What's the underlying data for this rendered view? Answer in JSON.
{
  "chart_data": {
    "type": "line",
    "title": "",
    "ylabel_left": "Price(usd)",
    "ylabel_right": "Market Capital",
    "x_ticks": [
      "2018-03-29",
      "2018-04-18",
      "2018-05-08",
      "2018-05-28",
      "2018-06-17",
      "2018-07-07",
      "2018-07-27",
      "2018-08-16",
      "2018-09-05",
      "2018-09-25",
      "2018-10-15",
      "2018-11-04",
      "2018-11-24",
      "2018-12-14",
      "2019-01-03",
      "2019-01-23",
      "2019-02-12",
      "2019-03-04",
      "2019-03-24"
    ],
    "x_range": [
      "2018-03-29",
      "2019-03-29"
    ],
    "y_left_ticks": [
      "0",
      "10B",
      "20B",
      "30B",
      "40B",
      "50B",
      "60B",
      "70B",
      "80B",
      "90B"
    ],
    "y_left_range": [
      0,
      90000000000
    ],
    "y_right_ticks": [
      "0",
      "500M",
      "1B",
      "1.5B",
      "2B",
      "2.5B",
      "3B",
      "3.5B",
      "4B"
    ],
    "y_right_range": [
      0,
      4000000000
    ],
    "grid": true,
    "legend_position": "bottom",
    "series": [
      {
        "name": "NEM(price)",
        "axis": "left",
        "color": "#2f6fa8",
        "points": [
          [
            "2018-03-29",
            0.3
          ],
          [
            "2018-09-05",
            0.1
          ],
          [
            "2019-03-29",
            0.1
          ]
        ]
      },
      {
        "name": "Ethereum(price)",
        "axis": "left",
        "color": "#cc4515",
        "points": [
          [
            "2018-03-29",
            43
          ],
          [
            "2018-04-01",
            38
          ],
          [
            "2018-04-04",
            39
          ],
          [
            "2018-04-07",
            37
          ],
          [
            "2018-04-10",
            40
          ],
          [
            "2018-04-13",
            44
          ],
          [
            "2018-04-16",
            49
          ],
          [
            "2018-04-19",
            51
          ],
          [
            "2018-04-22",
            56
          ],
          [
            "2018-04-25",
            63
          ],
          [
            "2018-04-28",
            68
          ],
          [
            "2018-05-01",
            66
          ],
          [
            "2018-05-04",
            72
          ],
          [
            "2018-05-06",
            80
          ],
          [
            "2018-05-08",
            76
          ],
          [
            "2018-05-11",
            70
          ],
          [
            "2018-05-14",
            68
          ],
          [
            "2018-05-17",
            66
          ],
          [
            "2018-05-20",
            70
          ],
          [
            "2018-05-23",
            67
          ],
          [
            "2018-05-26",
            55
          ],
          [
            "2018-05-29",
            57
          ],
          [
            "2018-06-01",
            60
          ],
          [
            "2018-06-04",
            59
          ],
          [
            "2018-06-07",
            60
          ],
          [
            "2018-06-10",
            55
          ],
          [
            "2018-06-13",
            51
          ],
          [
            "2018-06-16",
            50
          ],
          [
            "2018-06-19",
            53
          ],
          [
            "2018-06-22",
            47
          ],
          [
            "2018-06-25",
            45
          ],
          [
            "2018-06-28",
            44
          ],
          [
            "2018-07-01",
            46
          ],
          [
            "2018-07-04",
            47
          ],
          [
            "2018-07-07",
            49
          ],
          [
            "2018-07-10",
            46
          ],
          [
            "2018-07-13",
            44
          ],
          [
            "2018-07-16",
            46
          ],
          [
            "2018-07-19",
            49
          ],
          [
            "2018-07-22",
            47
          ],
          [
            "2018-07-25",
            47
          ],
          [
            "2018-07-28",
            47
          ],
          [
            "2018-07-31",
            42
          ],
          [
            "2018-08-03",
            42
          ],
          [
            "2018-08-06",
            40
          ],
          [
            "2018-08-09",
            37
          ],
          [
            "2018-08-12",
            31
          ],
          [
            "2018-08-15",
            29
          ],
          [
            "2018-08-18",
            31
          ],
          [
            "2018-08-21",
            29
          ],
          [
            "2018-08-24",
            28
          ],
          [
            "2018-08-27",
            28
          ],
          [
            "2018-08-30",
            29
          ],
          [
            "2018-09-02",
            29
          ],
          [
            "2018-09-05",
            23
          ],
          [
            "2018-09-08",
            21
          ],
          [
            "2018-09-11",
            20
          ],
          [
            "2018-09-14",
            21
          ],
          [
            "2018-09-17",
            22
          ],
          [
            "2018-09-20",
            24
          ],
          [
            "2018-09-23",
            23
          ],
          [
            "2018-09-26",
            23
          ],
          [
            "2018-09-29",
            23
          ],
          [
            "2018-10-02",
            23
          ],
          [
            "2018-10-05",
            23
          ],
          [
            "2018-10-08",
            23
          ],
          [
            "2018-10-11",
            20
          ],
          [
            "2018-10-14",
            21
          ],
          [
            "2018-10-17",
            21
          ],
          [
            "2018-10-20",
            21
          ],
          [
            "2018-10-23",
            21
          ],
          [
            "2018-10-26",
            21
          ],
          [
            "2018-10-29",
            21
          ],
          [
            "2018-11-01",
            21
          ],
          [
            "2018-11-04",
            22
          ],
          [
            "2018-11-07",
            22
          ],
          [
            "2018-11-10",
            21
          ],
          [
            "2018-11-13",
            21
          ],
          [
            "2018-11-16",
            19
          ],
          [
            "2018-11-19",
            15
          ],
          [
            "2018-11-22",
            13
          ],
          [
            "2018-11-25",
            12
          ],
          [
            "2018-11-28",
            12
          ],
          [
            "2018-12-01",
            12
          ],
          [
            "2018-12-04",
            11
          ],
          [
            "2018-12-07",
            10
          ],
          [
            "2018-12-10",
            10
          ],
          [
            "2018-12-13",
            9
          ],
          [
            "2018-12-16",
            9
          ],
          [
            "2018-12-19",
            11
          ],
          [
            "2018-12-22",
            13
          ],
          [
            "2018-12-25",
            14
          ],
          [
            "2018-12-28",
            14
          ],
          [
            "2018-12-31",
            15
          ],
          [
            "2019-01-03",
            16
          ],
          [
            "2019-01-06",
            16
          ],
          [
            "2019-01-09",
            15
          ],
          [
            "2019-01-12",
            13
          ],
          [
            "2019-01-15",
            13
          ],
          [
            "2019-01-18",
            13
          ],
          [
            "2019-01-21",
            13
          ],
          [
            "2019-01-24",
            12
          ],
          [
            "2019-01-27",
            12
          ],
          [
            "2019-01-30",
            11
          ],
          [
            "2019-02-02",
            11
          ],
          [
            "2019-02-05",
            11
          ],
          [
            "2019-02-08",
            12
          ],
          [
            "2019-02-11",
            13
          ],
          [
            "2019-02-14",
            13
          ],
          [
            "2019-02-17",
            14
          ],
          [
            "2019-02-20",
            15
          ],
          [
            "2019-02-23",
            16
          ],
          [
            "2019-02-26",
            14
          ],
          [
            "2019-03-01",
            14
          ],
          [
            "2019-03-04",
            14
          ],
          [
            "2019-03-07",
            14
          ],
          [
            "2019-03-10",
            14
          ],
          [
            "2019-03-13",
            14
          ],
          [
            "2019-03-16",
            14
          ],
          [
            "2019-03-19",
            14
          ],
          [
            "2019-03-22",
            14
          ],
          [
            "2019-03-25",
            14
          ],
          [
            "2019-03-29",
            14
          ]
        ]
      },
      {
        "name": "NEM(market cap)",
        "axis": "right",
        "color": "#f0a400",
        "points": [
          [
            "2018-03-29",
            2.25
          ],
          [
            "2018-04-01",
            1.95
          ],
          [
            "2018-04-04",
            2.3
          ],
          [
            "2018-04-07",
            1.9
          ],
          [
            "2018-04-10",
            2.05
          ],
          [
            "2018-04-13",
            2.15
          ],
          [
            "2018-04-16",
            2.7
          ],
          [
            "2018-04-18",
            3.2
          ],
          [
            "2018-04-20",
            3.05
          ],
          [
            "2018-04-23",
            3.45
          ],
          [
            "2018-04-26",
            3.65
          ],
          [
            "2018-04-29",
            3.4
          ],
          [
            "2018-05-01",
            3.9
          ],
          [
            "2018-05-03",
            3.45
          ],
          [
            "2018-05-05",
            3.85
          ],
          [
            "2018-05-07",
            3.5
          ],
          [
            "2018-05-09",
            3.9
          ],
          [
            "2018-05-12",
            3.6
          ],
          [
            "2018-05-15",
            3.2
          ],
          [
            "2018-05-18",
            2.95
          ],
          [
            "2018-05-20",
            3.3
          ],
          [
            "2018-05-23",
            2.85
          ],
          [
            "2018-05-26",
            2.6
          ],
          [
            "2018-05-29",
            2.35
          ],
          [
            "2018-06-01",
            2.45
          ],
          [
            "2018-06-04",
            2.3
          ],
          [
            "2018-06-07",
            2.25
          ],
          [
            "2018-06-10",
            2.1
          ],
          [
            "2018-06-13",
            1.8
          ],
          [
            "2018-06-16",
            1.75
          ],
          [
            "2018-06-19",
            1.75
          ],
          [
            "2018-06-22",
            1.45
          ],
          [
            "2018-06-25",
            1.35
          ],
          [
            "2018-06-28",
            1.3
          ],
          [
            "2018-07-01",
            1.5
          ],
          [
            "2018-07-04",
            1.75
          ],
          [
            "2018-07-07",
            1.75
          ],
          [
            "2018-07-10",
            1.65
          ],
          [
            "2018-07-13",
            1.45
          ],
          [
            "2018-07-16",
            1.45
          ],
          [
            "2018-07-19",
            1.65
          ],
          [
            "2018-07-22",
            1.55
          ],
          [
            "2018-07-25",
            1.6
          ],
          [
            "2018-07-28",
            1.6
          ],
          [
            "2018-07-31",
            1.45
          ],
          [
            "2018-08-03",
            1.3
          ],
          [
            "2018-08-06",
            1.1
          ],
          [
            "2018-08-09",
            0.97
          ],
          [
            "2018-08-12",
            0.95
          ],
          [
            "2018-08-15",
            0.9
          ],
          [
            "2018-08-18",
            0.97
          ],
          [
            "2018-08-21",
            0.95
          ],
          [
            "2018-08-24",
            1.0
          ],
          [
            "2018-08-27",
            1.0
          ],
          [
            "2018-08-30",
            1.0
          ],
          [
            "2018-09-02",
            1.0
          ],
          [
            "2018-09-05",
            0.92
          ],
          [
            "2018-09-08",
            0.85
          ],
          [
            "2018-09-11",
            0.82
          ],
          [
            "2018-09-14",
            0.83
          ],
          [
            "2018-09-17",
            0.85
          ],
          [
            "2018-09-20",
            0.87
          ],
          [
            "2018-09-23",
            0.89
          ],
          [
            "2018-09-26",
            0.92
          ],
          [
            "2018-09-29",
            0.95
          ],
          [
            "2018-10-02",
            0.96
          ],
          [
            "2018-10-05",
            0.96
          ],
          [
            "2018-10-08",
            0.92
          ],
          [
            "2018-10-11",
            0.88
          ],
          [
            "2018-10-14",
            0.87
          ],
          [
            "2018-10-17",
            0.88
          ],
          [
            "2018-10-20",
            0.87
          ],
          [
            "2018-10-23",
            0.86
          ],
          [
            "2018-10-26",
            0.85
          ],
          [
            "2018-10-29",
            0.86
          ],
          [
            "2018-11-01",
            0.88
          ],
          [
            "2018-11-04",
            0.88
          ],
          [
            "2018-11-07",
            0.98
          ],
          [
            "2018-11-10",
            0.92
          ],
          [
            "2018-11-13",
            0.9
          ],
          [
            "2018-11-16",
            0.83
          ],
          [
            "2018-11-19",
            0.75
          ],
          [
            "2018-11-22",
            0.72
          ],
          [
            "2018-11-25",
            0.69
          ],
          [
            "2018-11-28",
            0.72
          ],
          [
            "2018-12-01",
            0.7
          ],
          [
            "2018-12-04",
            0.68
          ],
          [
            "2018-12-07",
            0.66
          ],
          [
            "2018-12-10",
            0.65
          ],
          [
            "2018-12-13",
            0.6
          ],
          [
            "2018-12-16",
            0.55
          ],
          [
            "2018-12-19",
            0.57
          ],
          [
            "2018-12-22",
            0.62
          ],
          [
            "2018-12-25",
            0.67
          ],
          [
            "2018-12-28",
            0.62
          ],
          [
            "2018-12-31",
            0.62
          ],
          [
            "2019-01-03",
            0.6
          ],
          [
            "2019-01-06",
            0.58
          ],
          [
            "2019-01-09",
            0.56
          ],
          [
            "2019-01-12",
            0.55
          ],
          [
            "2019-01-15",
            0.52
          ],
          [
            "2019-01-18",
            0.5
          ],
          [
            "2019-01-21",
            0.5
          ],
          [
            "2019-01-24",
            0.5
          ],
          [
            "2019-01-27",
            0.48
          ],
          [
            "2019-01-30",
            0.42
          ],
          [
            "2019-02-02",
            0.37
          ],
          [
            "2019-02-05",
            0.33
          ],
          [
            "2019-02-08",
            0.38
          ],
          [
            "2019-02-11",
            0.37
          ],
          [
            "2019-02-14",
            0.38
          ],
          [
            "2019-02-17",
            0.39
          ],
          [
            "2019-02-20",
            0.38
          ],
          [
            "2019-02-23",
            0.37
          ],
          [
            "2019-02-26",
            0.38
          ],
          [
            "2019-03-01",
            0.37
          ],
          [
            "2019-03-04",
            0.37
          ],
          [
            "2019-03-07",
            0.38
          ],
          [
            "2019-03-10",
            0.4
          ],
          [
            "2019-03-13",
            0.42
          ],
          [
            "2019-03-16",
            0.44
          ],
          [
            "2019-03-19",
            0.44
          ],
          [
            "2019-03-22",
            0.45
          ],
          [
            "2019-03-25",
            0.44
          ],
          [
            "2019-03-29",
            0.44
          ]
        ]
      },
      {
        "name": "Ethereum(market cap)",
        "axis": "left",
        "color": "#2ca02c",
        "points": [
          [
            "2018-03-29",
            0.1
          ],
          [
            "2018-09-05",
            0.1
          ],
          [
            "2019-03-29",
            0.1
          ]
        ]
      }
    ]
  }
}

* [WHAT TO DO]:
Copy every line of the listing where the word "Ethereum" appears.

* [EXERCISE ANSWER]:
        "name": "Ethereum(price)",
        "name": "Ethereum(market cap)",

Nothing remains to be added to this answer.